● **YOUR INSTRUCTIONS**:
Copy out each line of the material below that holds the string "desc".

───── INPUT RECORDS

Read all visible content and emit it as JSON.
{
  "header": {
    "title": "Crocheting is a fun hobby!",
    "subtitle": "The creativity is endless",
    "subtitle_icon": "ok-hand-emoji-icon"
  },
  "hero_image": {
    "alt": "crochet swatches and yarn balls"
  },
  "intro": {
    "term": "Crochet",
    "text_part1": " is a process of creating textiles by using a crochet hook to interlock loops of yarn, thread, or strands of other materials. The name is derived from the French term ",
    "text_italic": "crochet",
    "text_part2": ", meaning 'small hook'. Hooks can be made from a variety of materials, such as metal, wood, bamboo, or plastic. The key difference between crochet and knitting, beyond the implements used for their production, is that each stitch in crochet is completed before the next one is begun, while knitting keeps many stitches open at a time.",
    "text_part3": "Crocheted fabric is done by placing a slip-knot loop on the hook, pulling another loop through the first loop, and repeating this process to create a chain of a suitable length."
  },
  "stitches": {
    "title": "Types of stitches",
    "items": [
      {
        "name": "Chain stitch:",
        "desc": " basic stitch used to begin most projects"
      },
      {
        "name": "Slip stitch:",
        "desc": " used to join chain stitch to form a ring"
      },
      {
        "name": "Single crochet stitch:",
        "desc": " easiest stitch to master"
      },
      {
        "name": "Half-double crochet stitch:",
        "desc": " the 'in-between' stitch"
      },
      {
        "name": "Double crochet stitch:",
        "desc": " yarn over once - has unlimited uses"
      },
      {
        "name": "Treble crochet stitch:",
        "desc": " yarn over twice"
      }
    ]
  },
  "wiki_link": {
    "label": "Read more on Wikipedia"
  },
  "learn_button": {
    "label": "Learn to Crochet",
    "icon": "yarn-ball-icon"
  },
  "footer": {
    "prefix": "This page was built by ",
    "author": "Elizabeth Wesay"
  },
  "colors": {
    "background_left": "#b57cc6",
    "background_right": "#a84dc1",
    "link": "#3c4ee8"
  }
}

──────────

● **WORKED ANSWER**:
        "desc": " basic stitch used to begin most projects"
        "desc": " used to join chain stitch to form a ring"
        "desc": " easiest stitch to master"
        "desc": " the 'in-between' stitch"
        "desc": " yarn over once - has unlimited uses"
        "desc": " yarn over twice"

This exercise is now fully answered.